_Requirements_
Lines containing the word "name" should be extracted in full.

_Records supplied_
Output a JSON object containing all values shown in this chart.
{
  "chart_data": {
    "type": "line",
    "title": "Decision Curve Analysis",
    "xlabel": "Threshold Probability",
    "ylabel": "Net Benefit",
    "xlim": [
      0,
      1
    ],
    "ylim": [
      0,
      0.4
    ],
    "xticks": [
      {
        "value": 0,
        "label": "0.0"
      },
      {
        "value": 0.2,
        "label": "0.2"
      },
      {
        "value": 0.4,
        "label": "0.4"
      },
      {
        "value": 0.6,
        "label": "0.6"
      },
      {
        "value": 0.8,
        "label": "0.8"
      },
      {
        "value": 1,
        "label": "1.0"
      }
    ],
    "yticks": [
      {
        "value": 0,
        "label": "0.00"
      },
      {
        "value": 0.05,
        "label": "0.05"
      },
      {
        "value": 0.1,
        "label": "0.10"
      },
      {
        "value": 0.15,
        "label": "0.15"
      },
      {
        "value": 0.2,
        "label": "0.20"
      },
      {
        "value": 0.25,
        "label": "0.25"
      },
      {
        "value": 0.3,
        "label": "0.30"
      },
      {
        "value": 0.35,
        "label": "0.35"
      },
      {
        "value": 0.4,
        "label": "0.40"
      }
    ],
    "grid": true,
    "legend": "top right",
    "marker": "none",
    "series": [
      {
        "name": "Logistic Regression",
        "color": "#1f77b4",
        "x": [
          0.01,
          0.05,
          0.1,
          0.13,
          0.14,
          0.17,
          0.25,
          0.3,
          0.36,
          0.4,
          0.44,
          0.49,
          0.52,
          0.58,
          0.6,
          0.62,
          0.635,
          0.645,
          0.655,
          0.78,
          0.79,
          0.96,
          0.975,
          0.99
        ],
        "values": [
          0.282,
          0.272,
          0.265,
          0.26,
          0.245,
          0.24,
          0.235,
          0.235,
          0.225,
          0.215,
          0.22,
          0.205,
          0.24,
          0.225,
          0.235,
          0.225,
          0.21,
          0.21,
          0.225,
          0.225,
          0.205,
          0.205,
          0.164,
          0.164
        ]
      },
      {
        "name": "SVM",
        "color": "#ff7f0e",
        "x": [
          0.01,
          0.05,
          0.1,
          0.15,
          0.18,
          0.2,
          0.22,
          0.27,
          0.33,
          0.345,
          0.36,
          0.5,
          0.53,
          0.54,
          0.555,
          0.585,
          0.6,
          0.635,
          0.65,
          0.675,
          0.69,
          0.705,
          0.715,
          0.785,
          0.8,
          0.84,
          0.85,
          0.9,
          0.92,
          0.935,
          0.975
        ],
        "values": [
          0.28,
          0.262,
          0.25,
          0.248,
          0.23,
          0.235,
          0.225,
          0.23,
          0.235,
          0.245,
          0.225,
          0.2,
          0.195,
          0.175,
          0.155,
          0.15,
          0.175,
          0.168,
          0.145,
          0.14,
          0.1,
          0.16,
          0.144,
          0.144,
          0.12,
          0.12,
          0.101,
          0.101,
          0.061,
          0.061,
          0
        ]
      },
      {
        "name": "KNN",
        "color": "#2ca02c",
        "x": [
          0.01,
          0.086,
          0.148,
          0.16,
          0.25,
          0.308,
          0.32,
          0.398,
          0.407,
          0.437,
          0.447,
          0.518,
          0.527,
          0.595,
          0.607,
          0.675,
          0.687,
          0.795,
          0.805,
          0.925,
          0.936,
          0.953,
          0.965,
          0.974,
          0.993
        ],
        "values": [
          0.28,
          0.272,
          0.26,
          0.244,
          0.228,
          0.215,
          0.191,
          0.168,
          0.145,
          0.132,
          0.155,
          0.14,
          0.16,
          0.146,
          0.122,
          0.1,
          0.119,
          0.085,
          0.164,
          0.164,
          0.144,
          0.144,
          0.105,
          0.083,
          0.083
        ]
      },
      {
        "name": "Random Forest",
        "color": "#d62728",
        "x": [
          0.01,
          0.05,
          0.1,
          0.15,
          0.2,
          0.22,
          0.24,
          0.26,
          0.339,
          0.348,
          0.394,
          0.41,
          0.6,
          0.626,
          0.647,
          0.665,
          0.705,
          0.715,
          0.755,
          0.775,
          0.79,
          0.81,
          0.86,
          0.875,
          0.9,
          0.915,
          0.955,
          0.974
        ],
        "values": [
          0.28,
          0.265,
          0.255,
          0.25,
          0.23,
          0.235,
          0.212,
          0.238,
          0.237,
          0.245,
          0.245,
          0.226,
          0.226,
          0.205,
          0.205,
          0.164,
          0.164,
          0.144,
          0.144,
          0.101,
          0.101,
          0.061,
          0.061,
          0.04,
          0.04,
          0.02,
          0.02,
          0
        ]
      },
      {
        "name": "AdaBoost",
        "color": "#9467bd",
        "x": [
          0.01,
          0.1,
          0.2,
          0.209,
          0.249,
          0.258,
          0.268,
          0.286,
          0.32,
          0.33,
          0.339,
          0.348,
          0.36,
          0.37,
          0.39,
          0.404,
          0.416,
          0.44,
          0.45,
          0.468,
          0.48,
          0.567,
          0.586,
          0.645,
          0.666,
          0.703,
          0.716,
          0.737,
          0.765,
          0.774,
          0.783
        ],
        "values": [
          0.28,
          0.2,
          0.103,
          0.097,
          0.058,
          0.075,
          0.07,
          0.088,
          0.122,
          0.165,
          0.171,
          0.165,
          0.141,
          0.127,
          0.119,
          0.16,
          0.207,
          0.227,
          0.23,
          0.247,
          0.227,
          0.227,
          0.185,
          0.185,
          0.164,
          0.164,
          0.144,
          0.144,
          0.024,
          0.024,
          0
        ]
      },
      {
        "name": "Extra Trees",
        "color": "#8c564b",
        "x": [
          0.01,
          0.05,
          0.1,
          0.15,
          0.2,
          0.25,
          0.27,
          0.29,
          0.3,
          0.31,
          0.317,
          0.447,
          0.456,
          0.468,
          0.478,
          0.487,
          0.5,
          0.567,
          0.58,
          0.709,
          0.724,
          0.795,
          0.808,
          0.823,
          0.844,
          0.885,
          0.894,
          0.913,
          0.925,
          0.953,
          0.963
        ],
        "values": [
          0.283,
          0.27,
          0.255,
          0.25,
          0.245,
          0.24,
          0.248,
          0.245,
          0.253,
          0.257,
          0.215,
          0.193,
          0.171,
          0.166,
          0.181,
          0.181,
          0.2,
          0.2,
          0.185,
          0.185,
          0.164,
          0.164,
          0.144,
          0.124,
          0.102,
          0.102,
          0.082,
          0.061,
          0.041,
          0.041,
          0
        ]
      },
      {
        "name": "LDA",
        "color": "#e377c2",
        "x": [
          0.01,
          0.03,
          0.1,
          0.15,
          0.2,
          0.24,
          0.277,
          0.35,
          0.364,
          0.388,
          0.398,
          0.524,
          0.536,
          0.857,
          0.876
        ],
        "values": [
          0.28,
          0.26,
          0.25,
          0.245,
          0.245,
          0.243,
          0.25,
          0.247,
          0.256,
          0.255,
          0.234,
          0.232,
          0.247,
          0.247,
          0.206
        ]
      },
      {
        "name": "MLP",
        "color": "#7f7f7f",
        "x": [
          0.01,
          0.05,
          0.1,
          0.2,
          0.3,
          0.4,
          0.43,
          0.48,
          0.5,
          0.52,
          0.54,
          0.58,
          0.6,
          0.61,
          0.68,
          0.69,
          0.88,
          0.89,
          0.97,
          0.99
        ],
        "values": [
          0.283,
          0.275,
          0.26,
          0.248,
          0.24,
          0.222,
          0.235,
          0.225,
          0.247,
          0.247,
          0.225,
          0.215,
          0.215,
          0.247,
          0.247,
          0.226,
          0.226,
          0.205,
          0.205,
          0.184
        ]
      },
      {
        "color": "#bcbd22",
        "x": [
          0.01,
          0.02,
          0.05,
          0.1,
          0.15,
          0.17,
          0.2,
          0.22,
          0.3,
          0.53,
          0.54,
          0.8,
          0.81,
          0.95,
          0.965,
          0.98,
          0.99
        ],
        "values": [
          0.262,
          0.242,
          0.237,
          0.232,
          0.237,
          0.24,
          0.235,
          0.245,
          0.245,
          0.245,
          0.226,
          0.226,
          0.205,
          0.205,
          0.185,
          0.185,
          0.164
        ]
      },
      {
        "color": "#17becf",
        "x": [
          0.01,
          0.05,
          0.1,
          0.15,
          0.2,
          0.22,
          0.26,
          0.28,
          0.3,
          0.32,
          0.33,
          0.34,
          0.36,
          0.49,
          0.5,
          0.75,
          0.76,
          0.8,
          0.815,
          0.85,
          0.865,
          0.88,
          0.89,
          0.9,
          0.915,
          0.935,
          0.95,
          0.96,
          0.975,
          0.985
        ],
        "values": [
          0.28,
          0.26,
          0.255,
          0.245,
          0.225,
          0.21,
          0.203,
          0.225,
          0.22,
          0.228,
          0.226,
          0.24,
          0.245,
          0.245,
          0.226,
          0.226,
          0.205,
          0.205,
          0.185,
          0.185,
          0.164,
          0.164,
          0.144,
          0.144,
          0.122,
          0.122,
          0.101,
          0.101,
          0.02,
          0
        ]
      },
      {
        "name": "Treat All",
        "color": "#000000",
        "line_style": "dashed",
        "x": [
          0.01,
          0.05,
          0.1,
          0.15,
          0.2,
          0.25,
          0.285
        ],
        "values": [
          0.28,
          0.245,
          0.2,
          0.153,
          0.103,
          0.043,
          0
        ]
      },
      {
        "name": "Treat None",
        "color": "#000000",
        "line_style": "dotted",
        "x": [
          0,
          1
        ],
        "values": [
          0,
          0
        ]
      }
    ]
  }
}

_Result of the exercise_
        "name": "Logistic Regression",
        "name": "SVM",
        "name": "KNN",
        "name": "Random Forest",
        "name": "AdaBoost",
        "name": "Extra Trees",
        "name": "LDA",
        "name": "MLP",
        "name": "Treat All",
        "name": "Treat None",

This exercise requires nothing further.